• CONSIGNES DE L'EXERCICE
A: Les affirmations suivantes concordent-elles avec l'extrait sur l'alphabétisation des femmes ? Pour chacune, répondez par oui ou non et citez à l'identique le passage décisif. (i) Plus de 10000 femmes ont été alphabétisées dans un rayon de 100 km autour de Marrakech. (ii) Le changement du code de la famille a été annoncé le 10 octobre 2003 par le Parlement. (iii) Aït Ourir se situe à une cinquantaine de kilomètres.
B: Prolongez l'extrait sur l'alphabétisation des femmes à partir de sa dernière phrase.

• EXTRAIT CHOISI

Nous démarchons directement sur place, dans les endroits les plus défavorisés, les douars. Au préalable nous nous rapprochons toujours d’une association, d’une organisation locale ou même d’une jeune femme. C’est toujours plus simple. Dans un petit village tout le monde se connait, c’est plus facile pour quelqu’un de connu de rentrer en contact avec les femmes. Nous assurons également une formation pour que celles qui iront sur le terrain ne soient pas prises au dépourvu. C’est ce qui s’est passé avec Aït Ourir, à une trentaine de kilomètres d’ici, avec Khadiga notamment qui voulait absolument s’investir pour faire évoluer la situation des femmes de son quartier.


Et tout ça porte ses fruits ? Les choses évoluent petit à petit ?
Bien sûr ! Aujourd’hui nous sommes fiers de constater que plus de 10000 femmes ont été alphabétisées dans la région de Marrakech, dans un rayon de 100 km autour de la ville. L’année dernière, lors des élections communales (septembre 2003), nous avons mis en place avec Ennakhil un programme de formation pour les femmes qui souhaitaient être candidates. Principalement une formation pour les sensibiliser au fonctionnement des institutions et des principaux organes de l’Etat. Les femmes ont le droit d’être candidates, mais culturellement les postes ne leur sont pas accessibles. Aujourd’hui, au niveau national, 35 femmes sont représentées soit environ des sièges. C’est une obligation. Il s’agit d’un nouvel amendement inscrit dans la loi marocaine. Par contre au niveau local là où les moeurs évoluent le moins rapidement, on ne compte que 0,3 % de femmes dans les représentations locales.

Un autre exemple. Au niveau familial, les femmes ne peuvent pas revendiquer les mêmes droits que les hommes : polygamie, divorce, pension alimentaire, garde des enfants, âge du mariage. Tout cela est dicté depuis toujours par les hommes. Depuis plusieurs années nous participons à des marches nationales pour revendiquer des droits équivalents pour les femmes et cela a remué les mentalités au plus haut niveau. Le 10 octobre 2003, le roi a annoncé un changement du code de la famille avec une mise en application effective pour février 2004. Avant les parlementaires n’avaient pas cette question à traiter. Elle est entrée désormais dans les discussions gouvernementales. Près de 90% des revendications ont été intégrés dans ce nouveau code. C’est à dire que dans chaque grande ville, il y aura désormais un tribunal spécial sur les affaires de la famille. L’étape suivante, c’est la vulgarisation de tout ça auprès de ceux qui en ont besoin. Cela veut dire formation d’animateurs compétents et mise en place d’un acceuil pour pouvoir conseiller les femmes. Ce que nous recherchons, c’est la diffusion de ces nouvelles idées pour que les femmes puissent prendre connaissance des nouvelles lois qui les protègent et des possibilités d’émancipation qui s’offrent à elle.

[Données de localisation des éléments]
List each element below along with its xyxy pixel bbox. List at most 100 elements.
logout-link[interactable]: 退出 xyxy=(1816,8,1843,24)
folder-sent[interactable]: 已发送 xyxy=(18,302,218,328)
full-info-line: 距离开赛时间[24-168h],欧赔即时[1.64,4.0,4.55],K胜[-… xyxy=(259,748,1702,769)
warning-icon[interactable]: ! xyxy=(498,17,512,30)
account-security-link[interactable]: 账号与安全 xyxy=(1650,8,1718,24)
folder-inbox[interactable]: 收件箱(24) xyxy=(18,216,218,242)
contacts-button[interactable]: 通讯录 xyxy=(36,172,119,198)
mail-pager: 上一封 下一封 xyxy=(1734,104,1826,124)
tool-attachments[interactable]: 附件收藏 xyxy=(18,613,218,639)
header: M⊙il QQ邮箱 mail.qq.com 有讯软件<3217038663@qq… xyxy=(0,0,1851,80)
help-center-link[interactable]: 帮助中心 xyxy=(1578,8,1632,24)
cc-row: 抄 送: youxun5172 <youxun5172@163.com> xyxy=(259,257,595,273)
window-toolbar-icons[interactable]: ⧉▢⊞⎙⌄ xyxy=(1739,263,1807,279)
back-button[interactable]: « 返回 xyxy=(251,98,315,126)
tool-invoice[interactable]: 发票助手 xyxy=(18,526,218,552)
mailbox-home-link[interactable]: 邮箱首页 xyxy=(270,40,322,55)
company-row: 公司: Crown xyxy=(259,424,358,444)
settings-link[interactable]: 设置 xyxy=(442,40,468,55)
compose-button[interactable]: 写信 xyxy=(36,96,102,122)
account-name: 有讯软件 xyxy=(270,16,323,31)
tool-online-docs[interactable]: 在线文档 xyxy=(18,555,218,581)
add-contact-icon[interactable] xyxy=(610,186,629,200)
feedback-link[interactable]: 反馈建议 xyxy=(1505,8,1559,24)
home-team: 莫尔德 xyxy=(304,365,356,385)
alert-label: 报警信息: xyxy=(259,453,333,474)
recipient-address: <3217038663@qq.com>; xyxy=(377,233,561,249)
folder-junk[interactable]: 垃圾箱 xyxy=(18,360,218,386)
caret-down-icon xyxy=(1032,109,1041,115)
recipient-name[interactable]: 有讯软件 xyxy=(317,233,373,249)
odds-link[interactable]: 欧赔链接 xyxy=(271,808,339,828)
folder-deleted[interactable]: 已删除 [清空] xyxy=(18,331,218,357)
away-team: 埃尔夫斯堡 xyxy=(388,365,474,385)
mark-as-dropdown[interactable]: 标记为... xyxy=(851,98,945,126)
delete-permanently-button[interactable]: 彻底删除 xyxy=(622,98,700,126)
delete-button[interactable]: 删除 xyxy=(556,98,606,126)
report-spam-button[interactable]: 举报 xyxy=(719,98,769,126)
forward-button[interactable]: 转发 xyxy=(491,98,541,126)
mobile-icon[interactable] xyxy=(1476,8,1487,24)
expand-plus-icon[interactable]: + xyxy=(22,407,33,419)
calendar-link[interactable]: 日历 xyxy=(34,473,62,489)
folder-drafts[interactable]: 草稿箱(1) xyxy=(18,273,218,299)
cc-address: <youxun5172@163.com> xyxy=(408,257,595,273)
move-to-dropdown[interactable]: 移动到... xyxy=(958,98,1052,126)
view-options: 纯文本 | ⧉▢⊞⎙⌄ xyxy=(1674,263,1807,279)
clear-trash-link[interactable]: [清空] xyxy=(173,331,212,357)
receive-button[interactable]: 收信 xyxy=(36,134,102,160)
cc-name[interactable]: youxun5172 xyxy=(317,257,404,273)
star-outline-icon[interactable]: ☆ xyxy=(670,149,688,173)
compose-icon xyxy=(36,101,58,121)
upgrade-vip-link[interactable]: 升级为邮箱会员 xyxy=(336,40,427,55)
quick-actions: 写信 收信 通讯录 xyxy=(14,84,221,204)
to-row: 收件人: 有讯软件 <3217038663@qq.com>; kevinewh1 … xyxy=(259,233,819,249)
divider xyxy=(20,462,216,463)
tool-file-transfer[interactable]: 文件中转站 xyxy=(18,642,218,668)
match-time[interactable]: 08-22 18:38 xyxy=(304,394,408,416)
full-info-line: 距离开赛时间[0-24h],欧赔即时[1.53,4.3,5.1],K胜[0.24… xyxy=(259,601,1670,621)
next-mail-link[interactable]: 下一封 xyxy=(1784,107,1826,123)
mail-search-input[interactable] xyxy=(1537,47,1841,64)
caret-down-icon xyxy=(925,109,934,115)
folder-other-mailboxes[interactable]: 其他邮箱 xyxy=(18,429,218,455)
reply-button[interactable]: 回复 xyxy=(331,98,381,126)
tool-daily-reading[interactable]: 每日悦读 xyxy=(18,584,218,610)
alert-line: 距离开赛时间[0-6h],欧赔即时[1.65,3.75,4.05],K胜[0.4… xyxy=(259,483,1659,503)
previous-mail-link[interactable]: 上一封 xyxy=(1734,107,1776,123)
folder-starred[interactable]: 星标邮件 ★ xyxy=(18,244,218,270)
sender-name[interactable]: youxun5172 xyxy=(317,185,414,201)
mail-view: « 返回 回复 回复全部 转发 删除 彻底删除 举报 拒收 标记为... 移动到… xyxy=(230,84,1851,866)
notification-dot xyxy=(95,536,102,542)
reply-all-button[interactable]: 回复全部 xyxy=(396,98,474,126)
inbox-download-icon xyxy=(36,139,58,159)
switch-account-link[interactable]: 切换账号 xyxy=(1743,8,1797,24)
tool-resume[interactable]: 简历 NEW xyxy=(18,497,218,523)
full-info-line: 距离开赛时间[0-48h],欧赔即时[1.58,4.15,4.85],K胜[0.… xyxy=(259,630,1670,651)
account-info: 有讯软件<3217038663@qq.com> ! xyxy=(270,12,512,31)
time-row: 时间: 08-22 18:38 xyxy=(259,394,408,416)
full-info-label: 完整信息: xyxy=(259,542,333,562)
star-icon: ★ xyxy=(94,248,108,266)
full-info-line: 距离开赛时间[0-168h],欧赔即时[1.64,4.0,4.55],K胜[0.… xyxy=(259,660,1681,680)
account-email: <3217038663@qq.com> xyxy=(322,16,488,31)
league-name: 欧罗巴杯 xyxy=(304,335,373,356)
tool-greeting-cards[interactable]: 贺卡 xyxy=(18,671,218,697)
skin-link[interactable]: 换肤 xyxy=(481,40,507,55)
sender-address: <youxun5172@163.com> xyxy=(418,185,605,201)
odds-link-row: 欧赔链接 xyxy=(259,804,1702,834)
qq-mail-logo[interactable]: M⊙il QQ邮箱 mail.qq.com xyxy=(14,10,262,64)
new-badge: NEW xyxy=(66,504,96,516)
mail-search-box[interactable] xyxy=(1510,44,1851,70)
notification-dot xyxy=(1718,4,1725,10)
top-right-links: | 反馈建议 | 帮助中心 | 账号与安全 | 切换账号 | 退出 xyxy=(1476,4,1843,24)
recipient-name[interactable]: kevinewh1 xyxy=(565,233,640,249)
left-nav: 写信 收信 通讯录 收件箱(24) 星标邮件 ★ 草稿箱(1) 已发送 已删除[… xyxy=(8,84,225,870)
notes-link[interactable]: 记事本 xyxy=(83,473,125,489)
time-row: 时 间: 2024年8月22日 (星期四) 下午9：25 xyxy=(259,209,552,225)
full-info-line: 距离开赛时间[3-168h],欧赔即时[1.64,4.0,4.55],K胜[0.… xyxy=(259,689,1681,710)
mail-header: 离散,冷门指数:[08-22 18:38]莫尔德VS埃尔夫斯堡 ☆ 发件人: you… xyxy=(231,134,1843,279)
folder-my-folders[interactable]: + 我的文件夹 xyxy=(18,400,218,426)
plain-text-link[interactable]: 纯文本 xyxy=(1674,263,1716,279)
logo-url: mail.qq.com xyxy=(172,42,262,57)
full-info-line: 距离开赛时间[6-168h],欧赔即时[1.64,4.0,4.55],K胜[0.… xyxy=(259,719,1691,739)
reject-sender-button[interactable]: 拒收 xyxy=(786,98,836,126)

• RÉPONSES FOURNIES
A:
(i) Oui : « plus de 10000 femmes ont été alphabétisées dans la région de Marrakech, dans un rayon de 100 km autour de la ville ».
(ii) Non : « Le 10 octobre 2003, le roi a annoncé un changement du code de la famille ».
(iii) Non : « avec Aït Ourir, à une trentaine de kilomètres d’ici ».

B:
Votre appellation est « Association Ennakhil pour la femme et l’enfant ». Avec les enfants quelles sont vos stratégies d’intervention ?
L’exploitation sexuelle des enfants n’est pas un petit problème ici au Maroc, même si culturellement encore une fois il est très mal vu d’aborder le sujet. On reçoit les enfants qui ont été violentés, physiquement, sexuellement, moralement et on essaie d’assurer un suivi psychologique avec des animateurs et des médecins spécialisés sur ce genre de cas. On intervient également dans les écoles pour sensibliser les enfants, dans les prisons de femmes, dans les centres de protection des enfants, l’équivalent d’une prison pour mineurs, à l’orphelinat de Marrakech. Et puis on prend en charge parfois, quand l’enfant et la mère le souhaite, les enfants des femmes qui sont emprisonnées : on s’occupe de les placer en orphelinat, d’organiser des visites régulières et de veiller à la bonne éducation scolaire des enfants (suivi scolaire et psychologique).


Je suppose que vous devez avoir dans votre besace plein de projets en gestation pour les prochaines années ?
Nous allons essayer de faire de la médiation sociale dans la démolition des bidonvilles (douars) de Marrakech, c’est un projet pilote au Maroc avec le Ministère de l’habitat. Notre idée est d’accompagner les populations pour qu’elles puissent accéder à des logements sains. Mais nous voulons le faire avec les populations, c’est une condition que nous avons affichée, pour que les quartiers qui seront nouvellement créés correspondent aux aspirations de la population qui sera destinée à y vivre. Faire participer la population, ouvrir le dialogue, créer une relation de confiance et être à la hauteur des engagements, voilà quelques unes des clés de la réussite pour tout projet de développement. Pour un vrai développement local, il faut une vision globale et intégrée, et être convaincu qu’il n’y aura pas de développement sans développement humain.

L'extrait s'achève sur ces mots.